**Document excerpt:**
>> Begin

But in the end it is market trends that rule.
The reality is cash reserves and gold are now life preservers for financial accounts while trying to guess bottoms now is too early, because it is fool’s gold to do so in a market broken down this quickly this far away from its 200-day moving average. This fact IS ONE of the two causes of the manic stock market volatility.
The stock market is basically trading so far like gold stocks did in the past when they began bear markets. I talked about this in a video I posted Tuesday you can watch here in case you missed it:
We are all watching the stock market moves, but in reality there are actually more important things now happening outside of the stock market gyrations.
Perhaps the most important thing for not just the stock market, but the US economy is the corporate bond market. And this week the most widely traded high-grade corporate bond ETF the iShares IBoxx $ Invest Grade Corp Bond Fund (NYESARCA: LQD) dumped and broke down.
LQD didn’t top at the same moment the stock market did and was doing more than fine last week as money surged to get into bonds across the board.
But now US corporate bonds are diverging away from Treasury bonds and now trending down.
Eleven years ago in March of 2009 the S&P 500 made a bear market bottom at 666. Last week on Friday the 10-year Treasury bond put in a low at 0.666. On that low corporate bonds made their peak.
Go away devil!
But God doesn’t care about the stock market.
There is more to the universe than today’s stock market move – something to keep in mind today.

>> End

**Collected data:**
>> Begin

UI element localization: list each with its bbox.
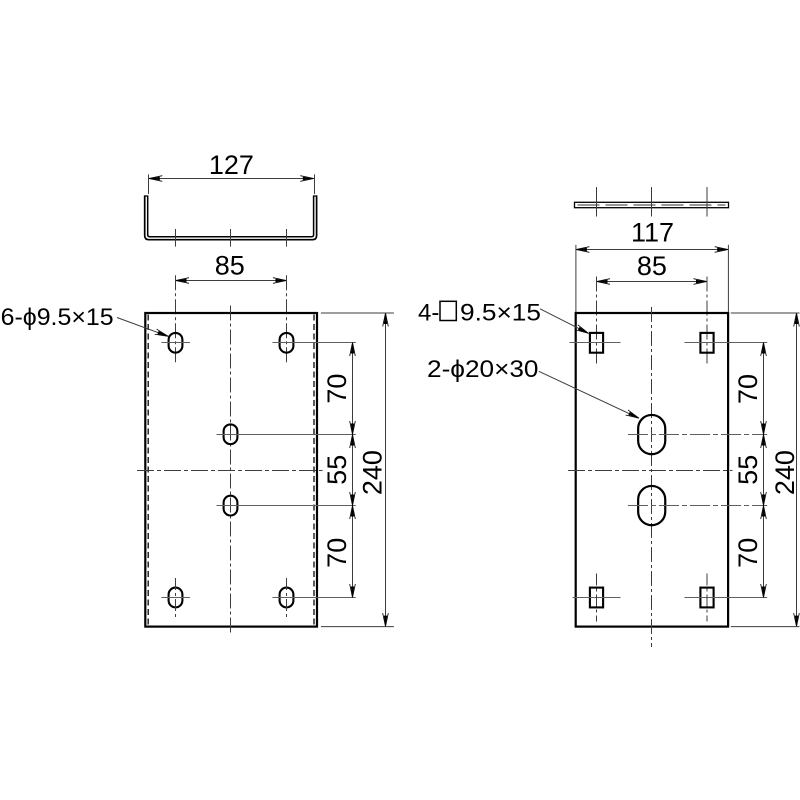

>> End

**Task details:** Pick up the commentary on the stock and corporate bond markets after its last sentence and keep writing it.

**Result of the exercise:**
But as a result of the drop in bonds stock buybacks are now turning off.
And companies with the most debt are going to experience pressure on their balance sheet if this continues.
And this drop in the corporate bond market is the SECOND cause of the current stock market volatility.
In reality low interest rates brought with it an epic bull run – and now top – in the corporate bond market. I thought LQD would tip over a few months from now, but things are happening faster than I thought.
Everyone is going to keep paying attention to the stock market moves, but this beginning bear market in corporate bonds is what is going to drive the stories the general public focuses on when it comes to the economy and financial markets over the next few years.
It ultimately is going to be part of the cause why gold is going to soar. Gold in fact is still up year to date, however gold mining stocks this week have taken a hit. It has to do with this move in the bond market, although most of the big mining stocks have good balance sheets with low debt unlike their situation in 2011 or 2008.